> **STORED ROWS**:

* * * * * * *

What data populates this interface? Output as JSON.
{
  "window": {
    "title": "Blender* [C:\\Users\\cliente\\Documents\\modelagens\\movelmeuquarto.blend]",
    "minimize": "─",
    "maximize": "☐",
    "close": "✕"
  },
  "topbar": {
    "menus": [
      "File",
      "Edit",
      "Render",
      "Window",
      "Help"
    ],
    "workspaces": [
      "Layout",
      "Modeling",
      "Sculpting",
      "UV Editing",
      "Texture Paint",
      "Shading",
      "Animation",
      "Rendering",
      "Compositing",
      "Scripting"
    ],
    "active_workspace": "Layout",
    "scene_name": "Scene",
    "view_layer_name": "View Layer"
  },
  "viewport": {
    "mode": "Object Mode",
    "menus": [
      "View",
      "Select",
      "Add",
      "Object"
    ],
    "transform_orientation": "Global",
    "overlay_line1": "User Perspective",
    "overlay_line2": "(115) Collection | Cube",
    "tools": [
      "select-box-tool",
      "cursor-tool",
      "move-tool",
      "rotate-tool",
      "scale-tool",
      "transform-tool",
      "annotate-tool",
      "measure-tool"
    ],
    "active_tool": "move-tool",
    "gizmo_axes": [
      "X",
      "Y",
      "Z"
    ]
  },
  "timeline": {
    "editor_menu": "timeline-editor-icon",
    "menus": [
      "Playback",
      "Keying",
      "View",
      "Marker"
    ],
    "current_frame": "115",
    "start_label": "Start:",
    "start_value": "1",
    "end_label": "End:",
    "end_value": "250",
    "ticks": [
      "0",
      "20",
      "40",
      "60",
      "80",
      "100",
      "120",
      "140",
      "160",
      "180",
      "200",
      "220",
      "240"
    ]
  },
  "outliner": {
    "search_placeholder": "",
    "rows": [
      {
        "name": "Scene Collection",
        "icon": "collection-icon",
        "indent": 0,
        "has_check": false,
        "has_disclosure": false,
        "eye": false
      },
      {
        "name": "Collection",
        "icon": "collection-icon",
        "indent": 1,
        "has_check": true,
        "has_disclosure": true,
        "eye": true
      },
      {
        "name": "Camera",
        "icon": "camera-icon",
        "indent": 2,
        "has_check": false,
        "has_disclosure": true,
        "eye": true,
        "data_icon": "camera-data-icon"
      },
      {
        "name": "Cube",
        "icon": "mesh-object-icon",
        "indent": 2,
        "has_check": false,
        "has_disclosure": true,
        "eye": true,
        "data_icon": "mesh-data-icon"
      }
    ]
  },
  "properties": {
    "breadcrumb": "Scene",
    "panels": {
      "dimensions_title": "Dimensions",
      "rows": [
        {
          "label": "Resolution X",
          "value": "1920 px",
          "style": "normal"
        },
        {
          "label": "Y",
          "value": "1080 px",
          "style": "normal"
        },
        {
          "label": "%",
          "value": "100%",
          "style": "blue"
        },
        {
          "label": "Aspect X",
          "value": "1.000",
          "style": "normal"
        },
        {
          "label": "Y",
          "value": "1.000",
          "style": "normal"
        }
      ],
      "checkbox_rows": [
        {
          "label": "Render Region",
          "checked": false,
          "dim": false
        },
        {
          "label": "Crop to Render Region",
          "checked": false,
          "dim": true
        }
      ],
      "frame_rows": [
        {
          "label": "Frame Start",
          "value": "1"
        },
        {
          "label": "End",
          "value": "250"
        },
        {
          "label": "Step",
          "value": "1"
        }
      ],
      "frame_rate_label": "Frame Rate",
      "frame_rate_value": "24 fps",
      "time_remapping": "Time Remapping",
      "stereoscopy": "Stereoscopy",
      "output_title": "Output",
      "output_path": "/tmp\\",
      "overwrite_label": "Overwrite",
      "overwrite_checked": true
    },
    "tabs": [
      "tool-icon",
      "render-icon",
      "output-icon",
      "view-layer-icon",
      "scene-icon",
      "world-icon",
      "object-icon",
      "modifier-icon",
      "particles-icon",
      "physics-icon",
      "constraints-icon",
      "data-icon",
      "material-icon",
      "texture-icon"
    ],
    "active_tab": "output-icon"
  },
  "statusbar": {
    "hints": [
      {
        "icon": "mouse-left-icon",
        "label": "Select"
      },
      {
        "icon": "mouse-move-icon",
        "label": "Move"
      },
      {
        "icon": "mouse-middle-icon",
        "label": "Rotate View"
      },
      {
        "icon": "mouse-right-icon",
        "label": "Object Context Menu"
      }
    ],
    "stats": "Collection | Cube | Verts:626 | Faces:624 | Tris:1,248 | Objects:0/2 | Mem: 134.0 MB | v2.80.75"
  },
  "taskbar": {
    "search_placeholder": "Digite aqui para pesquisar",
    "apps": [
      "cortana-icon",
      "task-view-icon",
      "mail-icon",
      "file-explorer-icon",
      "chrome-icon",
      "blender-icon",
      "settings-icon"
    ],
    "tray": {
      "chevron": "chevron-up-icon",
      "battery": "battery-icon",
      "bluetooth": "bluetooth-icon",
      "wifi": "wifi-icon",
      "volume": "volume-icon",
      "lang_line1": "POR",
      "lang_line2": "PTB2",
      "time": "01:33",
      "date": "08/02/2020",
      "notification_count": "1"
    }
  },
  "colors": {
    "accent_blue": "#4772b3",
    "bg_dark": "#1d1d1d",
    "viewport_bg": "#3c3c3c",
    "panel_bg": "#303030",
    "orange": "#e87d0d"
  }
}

* * * * * * *

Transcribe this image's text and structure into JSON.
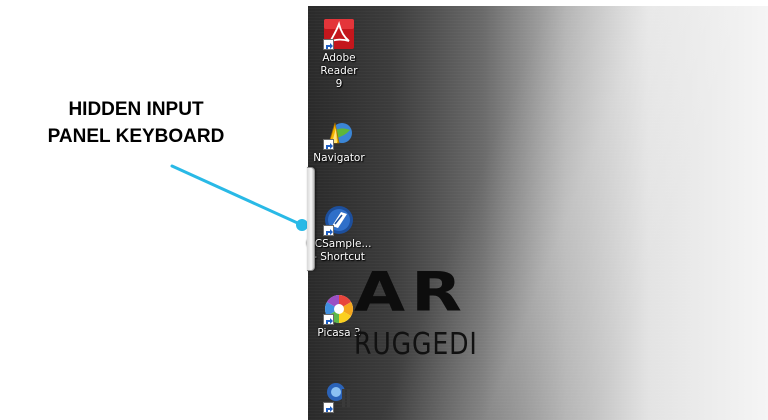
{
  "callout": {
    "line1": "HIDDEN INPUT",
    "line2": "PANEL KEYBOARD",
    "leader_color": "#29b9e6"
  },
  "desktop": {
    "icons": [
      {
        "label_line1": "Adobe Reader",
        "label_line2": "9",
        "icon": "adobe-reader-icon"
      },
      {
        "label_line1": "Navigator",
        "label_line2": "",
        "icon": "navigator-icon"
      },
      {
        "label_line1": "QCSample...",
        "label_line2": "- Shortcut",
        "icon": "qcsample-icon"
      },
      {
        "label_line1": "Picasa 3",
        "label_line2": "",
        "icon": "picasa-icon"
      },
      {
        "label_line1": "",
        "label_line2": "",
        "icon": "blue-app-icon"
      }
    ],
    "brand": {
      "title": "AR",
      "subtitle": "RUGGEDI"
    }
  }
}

* * * * * * *

> **WHAT IS REQUIRED**: Across the material above, how many lines include the string "data"? Only the number is wanted.

> **SOLUTION TO THIS EXERCISE**: 4